[Records contained in a dataset]
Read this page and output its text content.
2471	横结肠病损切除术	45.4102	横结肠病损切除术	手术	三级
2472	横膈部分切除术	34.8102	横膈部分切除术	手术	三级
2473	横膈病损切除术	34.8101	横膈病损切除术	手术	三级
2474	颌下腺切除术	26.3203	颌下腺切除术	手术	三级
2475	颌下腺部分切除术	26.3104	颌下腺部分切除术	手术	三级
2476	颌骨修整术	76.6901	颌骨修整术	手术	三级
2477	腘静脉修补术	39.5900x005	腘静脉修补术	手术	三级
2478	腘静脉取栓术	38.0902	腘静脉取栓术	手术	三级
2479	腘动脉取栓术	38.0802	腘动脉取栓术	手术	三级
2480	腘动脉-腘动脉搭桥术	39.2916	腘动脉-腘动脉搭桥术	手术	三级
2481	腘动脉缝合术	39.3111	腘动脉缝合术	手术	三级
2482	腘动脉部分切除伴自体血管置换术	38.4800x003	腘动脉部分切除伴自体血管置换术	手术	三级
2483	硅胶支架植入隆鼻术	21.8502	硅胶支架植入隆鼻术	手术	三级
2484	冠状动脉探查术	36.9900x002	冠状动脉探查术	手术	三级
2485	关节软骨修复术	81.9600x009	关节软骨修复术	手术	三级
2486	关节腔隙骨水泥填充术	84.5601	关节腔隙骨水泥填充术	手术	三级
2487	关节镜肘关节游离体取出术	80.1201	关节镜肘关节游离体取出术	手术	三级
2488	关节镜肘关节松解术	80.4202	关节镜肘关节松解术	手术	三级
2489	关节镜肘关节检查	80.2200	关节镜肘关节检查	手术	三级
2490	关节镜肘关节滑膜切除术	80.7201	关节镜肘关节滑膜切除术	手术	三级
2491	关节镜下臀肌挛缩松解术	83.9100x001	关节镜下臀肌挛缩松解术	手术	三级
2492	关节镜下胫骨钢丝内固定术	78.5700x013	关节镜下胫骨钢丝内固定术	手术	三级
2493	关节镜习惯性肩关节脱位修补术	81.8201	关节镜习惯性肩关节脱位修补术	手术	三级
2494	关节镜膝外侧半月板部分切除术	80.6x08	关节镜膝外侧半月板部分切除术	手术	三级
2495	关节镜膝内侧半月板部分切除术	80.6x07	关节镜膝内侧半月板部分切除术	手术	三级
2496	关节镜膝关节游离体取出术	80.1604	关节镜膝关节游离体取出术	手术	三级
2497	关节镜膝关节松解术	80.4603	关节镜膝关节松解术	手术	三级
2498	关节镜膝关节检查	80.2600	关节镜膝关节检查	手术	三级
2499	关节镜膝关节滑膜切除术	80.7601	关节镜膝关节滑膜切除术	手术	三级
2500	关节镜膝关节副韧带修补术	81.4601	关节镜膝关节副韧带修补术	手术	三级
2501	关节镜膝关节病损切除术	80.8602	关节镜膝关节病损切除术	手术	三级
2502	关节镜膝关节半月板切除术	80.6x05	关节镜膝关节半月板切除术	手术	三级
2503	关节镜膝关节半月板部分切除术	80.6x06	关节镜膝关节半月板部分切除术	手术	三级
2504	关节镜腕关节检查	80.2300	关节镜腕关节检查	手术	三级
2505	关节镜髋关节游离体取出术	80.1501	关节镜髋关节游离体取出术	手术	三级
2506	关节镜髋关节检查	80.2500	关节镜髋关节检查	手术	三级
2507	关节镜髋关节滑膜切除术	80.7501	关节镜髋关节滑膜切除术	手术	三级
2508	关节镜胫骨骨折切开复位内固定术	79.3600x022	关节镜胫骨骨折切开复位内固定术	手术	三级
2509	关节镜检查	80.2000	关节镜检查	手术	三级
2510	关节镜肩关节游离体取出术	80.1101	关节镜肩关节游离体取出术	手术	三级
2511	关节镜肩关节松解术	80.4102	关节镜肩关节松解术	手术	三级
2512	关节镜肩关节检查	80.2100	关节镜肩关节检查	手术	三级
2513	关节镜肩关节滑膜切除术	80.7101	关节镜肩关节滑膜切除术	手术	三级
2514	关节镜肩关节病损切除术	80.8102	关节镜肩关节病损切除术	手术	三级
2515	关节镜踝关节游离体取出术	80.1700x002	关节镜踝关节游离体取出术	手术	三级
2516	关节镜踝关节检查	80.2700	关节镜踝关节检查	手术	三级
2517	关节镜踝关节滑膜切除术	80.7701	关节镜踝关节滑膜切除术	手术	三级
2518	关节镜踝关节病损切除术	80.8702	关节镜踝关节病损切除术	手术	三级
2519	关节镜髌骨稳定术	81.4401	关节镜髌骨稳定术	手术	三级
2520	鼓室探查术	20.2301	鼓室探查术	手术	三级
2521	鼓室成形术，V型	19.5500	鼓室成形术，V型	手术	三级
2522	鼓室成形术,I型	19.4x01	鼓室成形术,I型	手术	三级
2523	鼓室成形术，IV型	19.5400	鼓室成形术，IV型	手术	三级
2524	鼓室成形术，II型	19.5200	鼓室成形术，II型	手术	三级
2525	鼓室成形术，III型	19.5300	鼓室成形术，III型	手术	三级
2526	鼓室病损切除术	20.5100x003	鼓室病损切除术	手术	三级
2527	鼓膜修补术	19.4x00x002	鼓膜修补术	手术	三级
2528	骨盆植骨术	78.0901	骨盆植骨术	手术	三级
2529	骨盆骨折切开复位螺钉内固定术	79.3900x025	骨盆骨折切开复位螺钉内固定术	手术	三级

WORK TO DO » Repeat the data exactly. Leave nothing out.

SOLVED EXERCISE »
Read this page and output its text content.
2471	横结肠病损切除术	45.4102	横结肠病损切除术	手术	三级
2472	横膈部分切除术	34.8102	横膈部分切除术	手术	三级
2473	横膈病损切除术	34.8101	横膈病损切除术	手术	三级
2474	颌下腺切除术	26.3203	颌下腺切除术	手术	三级
2475	颌下腺部分切除术	26.3104	颌下腺部分切除术	手术	三级
2476	颌骨修整术	76.6901	颌骨修整术	手术	三级
2477	腘静脉修补术	39.5900x005	腘静脉修补术	手术	三级
2478	腘静脉取栓术	38.0902	腘静脉取栓术	手术	三级
2479	腘动脉取栓术	38.0802	腘动脉取栓术	手术	三级
2480	腘动脉-腘动脉搭桥术	39.2916	腘动脉-腘动脉搭桥术	手术	三级
2481	腘动脉缝合术	39.3111	腘动脉缝合术	手术	三级
2482	腘动脉部分切除伴自体血管置换术	38.4800x003	腘动脉部分切除伴自体血管置换术	手术	三级
2483	硅胶支架植入隆鼻术	21.8502	硅胶支架植入隆鼻术	手术	三级
2484	冠状动脉探查术	36.9900x002	冠状动脉探查术	手术	三级
2485	关节软骨修复术	81.9600x009	关节软骨修复术	手术	三级
2486	关节腔隙骨水泥填充术	84.5601	关节腔隙骨水泥填充术	手术	三级
2487	关节镜肘关节游离体取出术	80.1201	关节镜肘关节游离体取出术	手术	三级
2488	关节镜肘关节松解术	80.4202	关节镜肘关节松解术	手术	三级
2489	关节镜肘关节检查	80.2200	关节镜肘关节检查	手术	三级
2490	关节镜肘关节滑膜切除术	80.7201	关节镜肘关节滑膜切除术	手术	三级
2491	关节镜下臀肌挛缩松解术	83.9100x001	关节镜下臀肌挛缩松解术	手术	三级
2492	关节镜下胫骨钢丝内固定术	78.5700x013	关节镜下胫骨钢丝内固定术	手术	三级
2493	关节镜习惯性肩关节脱位修补术	81.8201	关节镜习惯性肩关节脱位修补术	手术	三级
2494	关节镜膝外侧半月板部分切除术	80.6x08	关节镜膝外侧半月板部分切除术	手术	三级
2495	关节镜膝内侧半月板部分切除术	80.6x07	关节镜膝内侧半月板部分切除术	手术	三级
2496	关节镜膝关节游离体取出术	80.1604	关节镜膝关节游离体取出术	手术	三级
2497	关节镜膝关节松解术	80.4603	关节镜膝关节松解术	手术	三级
2498	关节镜膝关节检查	80.2600	关节镜膝关节检查	手术	三级
2499	关节镜膝关节滑膜切除术	80.7601	关节镜膝关节滑膜切除术	手术	三级
2500	关节镜膝关节副韧带修补术	81.4601	关节镜膝关节副韧带修补术	手术	三级
2501	关节镜膝关节病损切除术	80.8602	关节镜膝关节病损切除术	手术	三级
2502	关节镜膝关节半月板切除术	80.6x05	关节镜膝关节半月板切除术	手术	三级
2503	关节镜膝关节半月板部分切除术	80.6x06	关节镜膝关节半月板部分切除术	手术	三级
2504	关节镜腕关节检查	80.2300	关节镜腕关节检查	手术	三级
2505	关节镜髋关节游离体取出术	80.1501	关节镜髋关节游离体取出术	手术	三级
2506	关节镜髋关节检查	80.2500	关节镜髋关节检查	手术	三级
2507	关节镜髋关节滑膜切除术	80.7501	关节镜髋关节滑膜切除术	手术	三级
2508	关节镜胫骨骨折切开复位内固定术	79.3600x022	关节镜胫骨骨折切开复位内固定术	手术	三级
2509	关节镜检查	80.2000	关节镜检查	手术	三级
2510	关节镜肩关节游离体取出术	80.1101	关节镜肩关节游离体取出术	手术	三级
2511	关节镜肩关节松解术	80.4102	关节镜肩关节松解术	手术	三级
2512	关节镜肩关节检查	80.2100	关节镜肩关节检查	手术	三级
2513	关节镜肩关节滑膜切除术	80.7101	关节镜肩关节滑膜切除术	手术	三级
2514	关节镜肩关节病损切除术	80.8102	关节镜肩关节病损切除术	手术	三级
2515	关节镜踝关节游离体取出术	80.1700x002	关节镜踝关节游离体取出术	手术	三级
2516	关节镜踝关节检查	80.2700	关节镜踝关节检查	手术	三级
2517	关节镜踝关节滑膜切除术	80.7701	关节镜踝关节滑膜切除术	手术	三级
2518	关节镜踝关节病损切除术	80.8702	关节镜踝关节病损切除术	手术	三级
2519	关节镜髌骨稳定术	81.4401	关节镜髌骨稳定术	手术	三级
2520	鼓室探查术	20.2301	鼓室探查术	手术	三级
2521	鼓室成形术，V型	19.5500	鼓室成形术，V型	手术	三级
2522	鼓室成形术,I型	19.4x01	鼓室成形术,I型	手术	三级
2523	鼓室成形术，IV型	19.5400	鼓室成形术，IV型	手术	三级
2524	鼓室成形术，II型	19.5200	鼓室成形术，II型	手术	三级
2525	鼓室成形术，III型	19.5300	鼓室成形术，III型	手术	三级
2526	鼓室病损切除术	20.5100x003	鼓室病损切除术	手术	三级
2527	鼓膜修补术	19.4x00x002	鼓膜修补术	手术	三级
2528	骨盆植骨术	78.0901	骨盆植骨术	手术	三级
2529	骨盆骨折切开复位螺钉内固定术	79.3900x025	骨盆骨折切开复位螺钉内固定术	手术	三级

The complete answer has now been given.